DATASET CONTENT:

------------------------------------------------------------------------

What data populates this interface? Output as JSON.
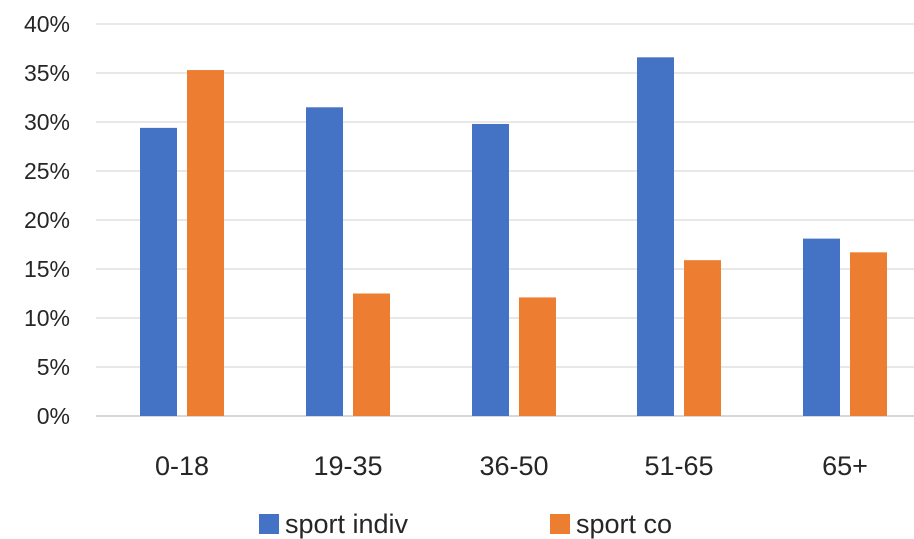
{
  "chart_data": {
    "type": "bar",
    "title": "",
    "xlabel": "",
    "ylabel": "",
    "categories": [
      "0-18",
      "19-35",
      "36-50",
      "51-65",
      "65+"
    ],
    "series": [
      {
        "name": "sport indiv",
        "color": "#4472C4",
        "values": [
          29.4,
          31.5,
          29.8,
          36.6,
          18.1
        ]
      },
      {
        "name": "sport co",
        "color": "#ED7D31",
        "values": [
          35.3,
          12.5,
          12.1,
          15.9,
          16.7
        ]
      }
    ],
    "ylim": [
      0,
      40
    ],
    "yticks": [
      "0%",
      "5%",
      "10%",
      "15%",
      "20%",
      "25%",
      "30%",
      "35%",
      "40%"
    ],
    "grid": true,
    "legend_position": "bottom"
  }
}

------------------------------------------------------------------------

From the entries above, output every line exactly and omit any image.

What data populates this interface? Output as JSON.
{
  "chart_data": {
    "type": "bar",
    "title": "",
    "xlabel": "",
    "ylabel": "",
    "categories": [
      "0-18",
      "19-35",
      "36-50",
      "51-65",
      "65+"
    ],
    "series": [
      {
        "name": "sport indiv",
        "color": "#4472C4",
        "values": [
          29.4,
          31.5,
          29.8,
          36.6,
          18.1
        ]
      },
      {
        "name": "sport co",
        "color": "#ED7D31",
        "values": [
          35.3,
          12.5,
          12.1,
          15.9,
          16.7
        ]
      }
    ],
    "ylim": [
      0,
      40
    ],
    "yticks": [
      "0%",
      "5%",
      "10%",
      "15%",
      "20%",
      "25%",
      "30%",
      "35%",
      "40%"
    ],
    "grid": true,
    "legend_position": "bottom"
  }
}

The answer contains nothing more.